### Exercise aim
Look through the lines of the material and count those containing "JSON". Give that count alone.

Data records

★ ★ ★ ★

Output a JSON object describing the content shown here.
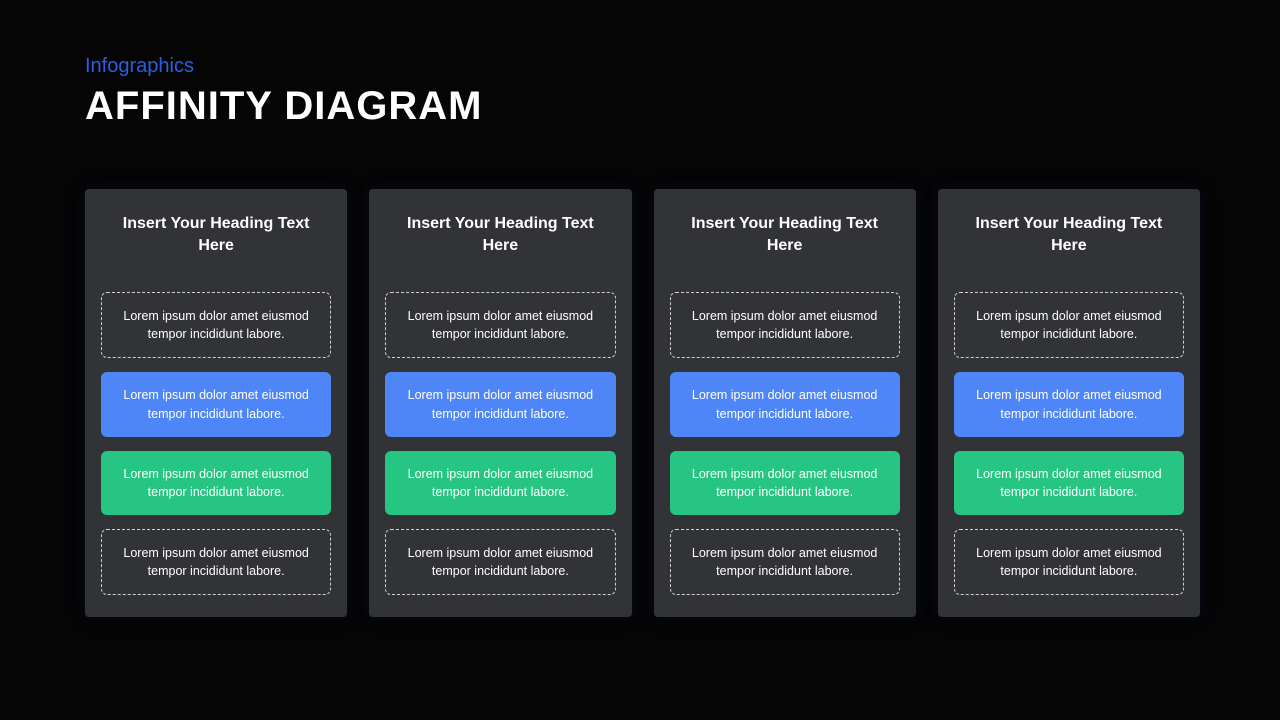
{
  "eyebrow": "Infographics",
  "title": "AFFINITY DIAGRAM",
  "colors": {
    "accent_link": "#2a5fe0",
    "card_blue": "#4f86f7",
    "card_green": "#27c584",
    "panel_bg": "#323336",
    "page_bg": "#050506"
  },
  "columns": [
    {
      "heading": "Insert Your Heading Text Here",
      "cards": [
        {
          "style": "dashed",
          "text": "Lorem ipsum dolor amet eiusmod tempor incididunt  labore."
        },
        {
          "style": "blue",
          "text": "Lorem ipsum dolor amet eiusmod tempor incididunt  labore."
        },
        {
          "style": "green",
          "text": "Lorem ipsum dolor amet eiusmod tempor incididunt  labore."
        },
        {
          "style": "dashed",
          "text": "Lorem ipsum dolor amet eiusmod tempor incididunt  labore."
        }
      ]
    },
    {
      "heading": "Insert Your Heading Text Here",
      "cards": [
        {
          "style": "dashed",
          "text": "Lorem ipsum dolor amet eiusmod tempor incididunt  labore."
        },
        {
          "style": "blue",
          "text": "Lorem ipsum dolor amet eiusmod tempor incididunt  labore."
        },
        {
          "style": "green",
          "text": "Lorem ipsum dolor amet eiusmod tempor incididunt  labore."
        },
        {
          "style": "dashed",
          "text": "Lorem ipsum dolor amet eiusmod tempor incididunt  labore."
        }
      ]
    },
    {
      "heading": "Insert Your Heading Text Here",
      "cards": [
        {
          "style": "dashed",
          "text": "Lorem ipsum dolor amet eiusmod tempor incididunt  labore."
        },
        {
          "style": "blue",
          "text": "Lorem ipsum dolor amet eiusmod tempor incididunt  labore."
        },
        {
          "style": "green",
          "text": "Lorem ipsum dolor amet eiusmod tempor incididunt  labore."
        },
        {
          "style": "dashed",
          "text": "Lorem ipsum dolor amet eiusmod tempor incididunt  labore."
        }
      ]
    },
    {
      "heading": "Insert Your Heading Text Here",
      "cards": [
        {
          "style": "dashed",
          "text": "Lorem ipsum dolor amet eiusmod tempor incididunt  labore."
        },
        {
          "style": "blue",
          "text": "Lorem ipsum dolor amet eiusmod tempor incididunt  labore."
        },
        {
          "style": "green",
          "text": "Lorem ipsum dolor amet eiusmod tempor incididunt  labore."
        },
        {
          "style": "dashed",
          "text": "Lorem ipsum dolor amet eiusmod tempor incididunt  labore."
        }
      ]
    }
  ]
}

★ ★ ★ ★

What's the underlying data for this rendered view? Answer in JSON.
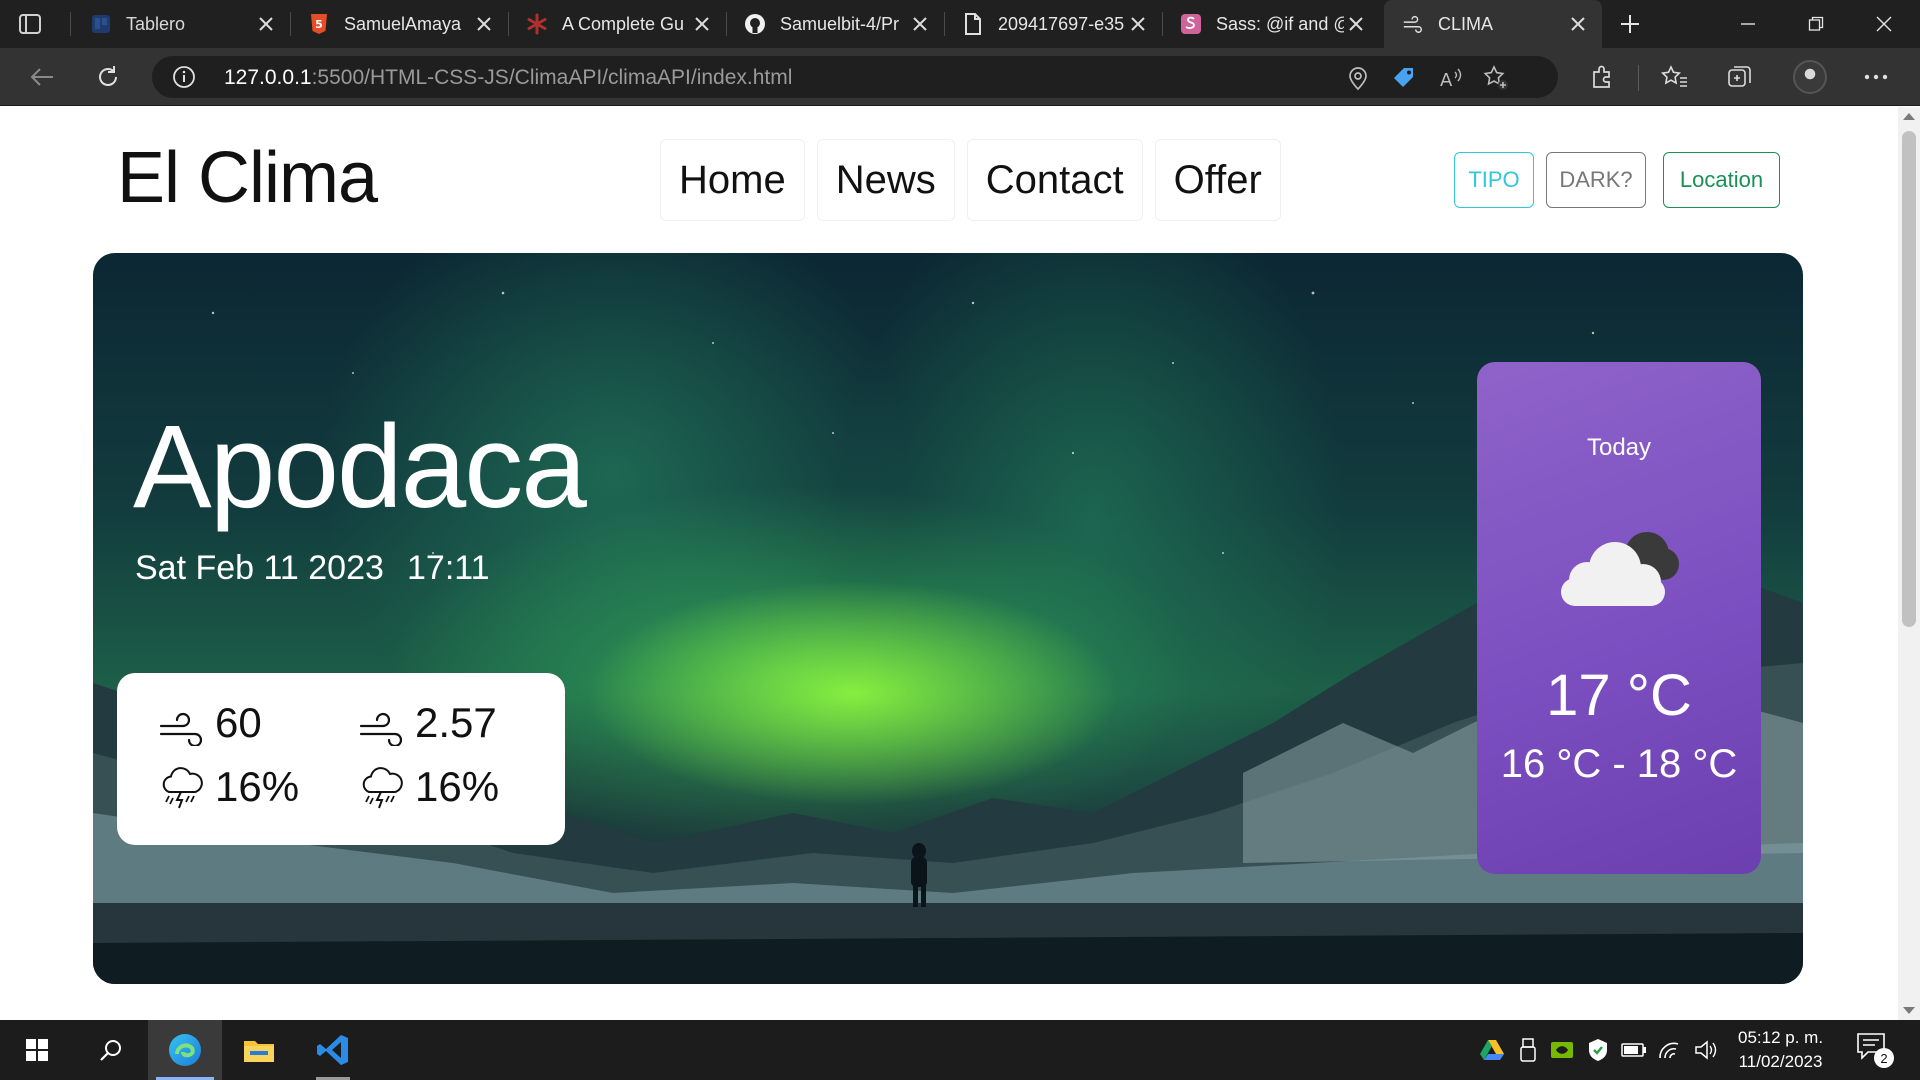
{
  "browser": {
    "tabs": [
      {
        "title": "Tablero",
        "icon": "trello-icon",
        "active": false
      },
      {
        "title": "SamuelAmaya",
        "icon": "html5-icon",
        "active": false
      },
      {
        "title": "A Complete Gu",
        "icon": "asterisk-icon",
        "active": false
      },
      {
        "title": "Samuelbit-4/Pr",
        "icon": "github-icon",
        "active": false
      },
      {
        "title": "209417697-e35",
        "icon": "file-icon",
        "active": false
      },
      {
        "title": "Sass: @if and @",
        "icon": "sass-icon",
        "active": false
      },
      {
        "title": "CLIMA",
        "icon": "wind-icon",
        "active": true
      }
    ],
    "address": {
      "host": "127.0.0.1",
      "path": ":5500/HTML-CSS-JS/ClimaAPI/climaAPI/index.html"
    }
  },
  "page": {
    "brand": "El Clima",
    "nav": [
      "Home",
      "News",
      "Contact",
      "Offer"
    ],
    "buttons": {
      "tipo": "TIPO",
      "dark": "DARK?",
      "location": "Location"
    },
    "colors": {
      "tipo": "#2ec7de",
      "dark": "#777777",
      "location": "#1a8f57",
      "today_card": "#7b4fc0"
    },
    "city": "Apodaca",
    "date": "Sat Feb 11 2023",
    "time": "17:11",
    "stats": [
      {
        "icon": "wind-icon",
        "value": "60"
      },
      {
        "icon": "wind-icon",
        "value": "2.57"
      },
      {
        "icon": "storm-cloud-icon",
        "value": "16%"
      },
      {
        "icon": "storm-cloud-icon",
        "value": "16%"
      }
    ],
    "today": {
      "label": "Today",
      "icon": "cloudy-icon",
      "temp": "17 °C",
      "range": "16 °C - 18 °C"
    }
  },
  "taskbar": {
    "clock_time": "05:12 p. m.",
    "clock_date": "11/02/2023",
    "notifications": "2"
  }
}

★ ★ ★ ★

### Task solution
2